__Information given__.
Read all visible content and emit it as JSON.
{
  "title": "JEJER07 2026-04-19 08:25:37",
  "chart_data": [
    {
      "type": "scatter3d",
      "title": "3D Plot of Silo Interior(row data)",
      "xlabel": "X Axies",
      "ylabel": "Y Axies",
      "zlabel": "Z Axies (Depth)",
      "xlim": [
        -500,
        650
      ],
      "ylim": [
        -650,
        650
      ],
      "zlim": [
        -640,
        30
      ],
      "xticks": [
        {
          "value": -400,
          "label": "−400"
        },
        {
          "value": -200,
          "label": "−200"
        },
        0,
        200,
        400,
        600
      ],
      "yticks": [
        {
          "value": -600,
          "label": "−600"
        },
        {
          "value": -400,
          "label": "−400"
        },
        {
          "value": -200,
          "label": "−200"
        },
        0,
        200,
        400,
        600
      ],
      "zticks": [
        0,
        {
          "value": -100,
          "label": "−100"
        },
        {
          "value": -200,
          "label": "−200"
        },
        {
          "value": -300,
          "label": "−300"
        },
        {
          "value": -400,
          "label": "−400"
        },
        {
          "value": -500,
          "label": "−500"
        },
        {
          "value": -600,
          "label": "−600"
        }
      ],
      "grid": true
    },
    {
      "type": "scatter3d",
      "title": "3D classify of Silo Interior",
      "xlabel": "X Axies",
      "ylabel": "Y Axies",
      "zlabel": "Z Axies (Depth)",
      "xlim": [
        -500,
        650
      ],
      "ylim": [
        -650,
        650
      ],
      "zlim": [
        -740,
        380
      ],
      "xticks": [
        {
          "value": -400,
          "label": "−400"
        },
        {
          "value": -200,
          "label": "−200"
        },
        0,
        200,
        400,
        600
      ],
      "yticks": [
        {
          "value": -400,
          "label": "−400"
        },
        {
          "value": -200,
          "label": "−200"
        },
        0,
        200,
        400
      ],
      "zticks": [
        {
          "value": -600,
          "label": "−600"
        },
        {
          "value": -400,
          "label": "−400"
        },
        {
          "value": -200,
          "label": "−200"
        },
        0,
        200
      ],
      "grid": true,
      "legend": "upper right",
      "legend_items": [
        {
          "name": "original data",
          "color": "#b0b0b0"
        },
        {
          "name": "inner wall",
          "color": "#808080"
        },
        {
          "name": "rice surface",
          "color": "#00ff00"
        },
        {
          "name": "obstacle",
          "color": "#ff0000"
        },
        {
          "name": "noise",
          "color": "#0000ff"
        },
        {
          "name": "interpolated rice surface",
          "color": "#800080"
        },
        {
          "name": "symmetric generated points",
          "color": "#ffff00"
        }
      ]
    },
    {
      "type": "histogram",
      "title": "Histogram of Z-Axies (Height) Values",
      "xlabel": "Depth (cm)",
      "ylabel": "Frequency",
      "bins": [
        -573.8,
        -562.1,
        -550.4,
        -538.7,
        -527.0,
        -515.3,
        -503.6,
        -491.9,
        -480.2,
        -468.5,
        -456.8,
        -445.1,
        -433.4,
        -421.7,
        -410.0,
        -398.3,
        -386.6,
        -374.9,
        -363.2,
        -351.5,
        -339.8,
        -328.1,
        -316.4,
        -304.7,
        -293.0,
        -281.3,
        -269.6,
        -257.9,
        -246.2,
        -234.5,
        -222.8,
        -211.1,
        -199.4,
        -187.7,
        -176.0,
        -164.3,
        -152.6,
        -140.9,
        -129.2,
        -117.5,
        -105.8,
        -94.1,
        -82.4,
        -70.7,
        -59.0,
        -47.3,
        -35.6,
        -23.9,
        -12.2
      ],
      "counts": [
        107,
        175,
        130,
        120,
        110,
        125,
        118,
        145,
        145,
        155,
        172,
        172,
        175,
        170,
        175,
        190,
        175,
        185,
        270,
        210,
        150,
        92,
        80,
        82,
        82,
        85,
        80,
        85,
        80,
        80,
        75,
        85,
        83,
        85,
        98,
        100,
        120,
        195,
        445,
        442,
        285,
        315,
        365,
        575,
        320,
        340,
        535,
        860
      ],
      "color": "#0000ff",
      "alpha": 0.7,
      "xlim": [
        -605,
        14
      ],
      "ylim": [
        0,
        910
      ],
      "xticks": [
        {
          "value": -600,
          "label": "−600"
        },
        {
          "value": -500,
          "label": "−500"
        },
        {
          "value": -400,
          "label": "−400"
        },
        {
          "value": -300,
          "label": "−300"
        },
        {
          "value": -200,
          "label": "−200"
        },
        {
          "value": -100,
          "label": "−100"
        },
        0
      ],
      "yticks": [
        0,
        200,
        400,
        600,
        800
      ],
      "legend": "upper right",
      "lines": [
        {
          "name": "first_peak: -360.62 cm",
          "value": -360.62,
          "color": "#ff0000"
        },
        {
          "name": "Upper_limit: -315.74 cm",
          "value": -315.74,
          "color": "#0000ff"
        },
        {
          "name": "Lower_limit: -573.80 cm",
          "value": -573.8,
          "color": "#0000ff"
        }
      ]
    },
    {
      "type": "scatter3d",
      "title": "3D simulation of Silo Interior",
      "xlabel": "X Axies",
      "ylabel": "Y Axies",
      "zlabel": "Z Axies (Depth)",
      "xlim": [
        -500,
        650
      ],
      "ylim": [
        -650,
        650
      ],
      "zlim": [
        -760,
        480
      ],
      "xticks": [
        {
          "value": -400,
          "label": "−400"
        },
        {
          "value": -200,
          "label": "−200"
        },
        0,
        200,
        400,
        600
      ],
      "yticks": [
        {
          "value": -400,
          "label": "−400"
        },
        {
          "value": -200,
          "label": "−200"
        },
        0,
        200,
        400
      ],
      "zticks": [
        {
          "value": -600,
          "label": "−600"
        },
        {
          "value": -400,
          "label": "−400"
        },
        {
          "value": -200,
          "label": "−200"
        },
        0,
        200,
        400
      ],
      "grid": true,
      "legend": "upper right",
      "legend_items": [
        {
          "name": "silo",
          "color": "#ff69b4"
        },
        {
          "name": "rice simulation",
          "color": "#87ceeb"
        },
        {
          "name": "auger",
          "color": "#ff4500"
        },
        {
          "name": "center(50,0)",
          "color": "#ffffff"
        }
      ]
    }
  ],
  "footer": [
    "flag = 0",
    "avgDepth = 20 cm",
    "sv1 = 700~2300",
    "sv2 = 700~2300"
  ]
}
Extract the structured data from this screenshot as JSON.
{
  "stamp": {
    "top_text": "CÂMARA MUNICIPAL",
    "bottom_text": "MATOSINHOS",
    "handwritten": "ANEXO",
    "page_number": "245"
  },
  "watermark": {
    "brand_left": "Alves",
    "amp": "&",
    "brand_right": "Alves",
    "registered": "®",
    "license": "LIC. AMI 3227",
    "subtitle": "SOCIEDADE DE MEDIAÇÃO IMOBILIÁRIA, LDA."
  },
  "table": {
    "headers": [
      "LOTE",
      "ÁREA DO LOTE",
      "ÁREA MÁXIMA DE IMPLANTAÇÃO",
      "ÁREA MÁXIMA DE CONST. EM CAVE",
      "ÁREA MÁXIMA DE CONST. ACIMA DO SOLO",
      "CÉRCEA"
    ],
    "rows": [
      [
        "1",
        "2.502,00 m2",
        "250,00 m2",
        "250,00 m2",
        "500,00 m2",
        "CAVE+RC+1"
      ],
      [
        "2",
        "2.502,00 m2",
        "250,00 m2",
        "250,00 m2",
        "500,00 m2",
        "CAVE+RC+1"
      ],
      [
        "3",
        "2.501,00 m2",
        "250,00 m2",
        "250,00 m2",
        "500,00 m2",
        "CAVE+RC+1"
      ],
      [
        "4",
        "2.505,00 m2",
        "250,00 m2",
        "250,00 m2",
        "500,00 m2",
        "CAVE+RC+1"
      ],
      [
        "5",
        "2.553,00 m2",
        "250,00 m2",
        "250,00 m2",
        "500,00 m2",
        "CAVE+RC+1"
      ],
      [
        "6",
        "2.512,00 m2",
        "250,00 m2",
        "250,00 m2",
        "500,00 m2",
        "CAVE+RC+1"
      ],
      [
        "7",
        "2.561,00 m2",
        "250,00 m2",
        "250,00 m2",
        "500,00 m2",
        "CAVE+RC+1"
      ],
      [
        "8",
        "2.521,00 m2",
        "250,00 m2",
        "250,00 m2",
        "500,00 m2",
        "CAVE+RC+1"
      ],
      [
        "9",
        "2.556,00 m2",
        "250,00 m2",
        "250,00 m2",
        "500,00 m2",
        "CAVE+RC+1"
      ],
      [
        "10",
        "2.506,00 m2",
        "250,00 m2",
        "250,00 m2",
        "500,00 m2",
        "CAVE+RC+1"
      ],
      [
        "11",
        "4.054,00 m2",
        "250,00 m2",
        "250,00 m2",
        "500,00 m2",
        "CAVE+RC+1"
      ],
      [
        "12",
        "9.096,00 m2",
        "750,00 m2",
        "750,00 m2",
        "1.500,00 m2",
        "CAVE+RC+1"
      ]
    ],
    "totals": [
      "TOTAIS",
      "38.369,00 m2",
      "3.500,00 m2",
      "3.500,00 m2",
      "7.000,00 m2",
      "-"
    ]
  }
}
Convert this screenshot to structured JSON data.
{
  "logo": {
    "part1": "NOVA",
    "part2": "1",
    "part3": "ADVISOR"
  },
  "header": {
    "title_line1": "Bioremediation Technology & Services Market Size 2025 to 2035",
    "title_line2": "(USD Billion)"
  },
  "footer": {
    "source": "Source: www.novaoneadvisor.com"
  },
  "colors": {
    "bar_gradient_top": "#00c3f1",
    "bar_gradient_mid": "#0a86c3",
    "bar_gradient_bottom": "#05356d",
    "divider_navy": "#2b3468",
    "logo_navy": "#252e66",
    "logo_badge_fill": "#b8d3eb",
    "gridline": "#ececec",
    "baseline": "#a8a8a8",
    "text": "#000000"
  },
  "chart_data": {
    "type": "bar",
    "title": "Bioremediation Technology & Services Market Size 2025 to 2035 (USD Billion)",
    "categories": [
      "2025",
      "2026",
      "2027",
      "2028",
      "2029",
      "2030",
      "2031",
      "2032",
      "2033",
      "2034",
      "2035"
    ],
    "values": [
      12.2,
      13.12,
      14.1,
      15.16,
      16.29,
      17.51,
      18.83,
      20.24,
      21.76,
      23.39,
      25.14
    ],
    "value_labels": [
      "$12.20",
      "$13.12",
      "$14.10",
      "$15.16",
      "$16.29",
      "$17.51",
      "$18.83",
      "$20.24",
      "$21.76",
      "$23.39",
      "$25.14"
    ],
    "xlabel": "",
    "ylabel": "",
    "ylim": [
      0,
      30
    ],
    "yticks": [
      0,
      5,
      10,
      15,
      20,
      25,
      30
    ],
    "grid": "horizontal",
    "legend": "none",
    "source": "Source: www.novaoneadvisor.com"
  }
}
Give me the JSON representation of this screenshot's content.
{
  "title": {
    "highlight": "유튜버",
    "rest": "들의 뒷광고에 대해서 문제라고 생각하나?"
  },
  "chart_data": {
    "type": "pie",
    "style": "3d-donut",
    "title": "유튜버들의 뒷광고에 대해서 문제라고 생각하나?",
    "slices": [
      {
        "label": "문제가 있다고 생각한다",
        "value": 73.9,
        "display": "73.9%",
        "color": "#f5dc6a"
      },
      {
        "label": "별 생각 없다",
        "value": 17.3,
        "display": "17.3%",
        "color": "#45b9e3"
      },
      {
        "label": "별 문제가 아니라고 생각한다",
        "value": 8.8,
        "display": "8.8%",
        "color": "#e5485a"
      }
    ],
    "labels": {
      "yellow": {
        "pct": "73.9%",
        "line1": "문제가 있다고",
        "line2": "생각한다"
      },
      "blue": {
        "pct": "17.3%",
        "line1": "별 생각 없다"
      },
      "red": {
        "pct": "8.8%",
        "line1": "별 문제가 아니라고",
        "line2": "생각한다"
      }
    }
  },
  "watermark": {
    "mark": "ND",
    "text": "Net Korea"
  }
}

__Given exercise__.
Exactly and exclusively, repeat the lines from the line that contains "Give me the" through the end of the records, both ends included.

__Answer to the task__.
Give me the JSON representation of this screenshot's content.
{
  "title": {
    "highlight": "유튜버",
    "rest": "들의 뒷광고에 대해서 문제라고 생각하나?"
  },
  "chart_data": {
    "type": "pie",
    "style": "3d-donut",
    "title": "유튜버들의 뒷광고에 대해서 문제라고 생각하나?",
    "slices": [
      {
        "label": "문제가 있다고 생각한다",
        "value": 73.9,
        "display": "73.9%",
        "color": "#f5dc6a"
      },
      {
        "label": "별 생각 없다",
        "value": 17.3,
        "display": "17.3%",
        "color": "#45b9e3"
      },
      {
        "label": "별 문제가 아니라고 생각한다",
        "value": 8.8,
        "display": "8.8%",
        "color": "#e5485a"
      }
    ],
    "labels": {
      "yellow": {
        "pct": "73.9%",
        "line1": "문제가 있다고",
        "line2": "생각한다"
      },
      "blue": {
        "pct": "17.3%",
        "line1": "별 생각 없다"
      },
      "red": {
        "pct": "8.8%",
        "line1": "별 문제가 아니라고",
        "line2": "생각한다"
      }
    }
  },
  "watermark": {
    "mark": "ND",
    "text": "Net Korea"
  }
}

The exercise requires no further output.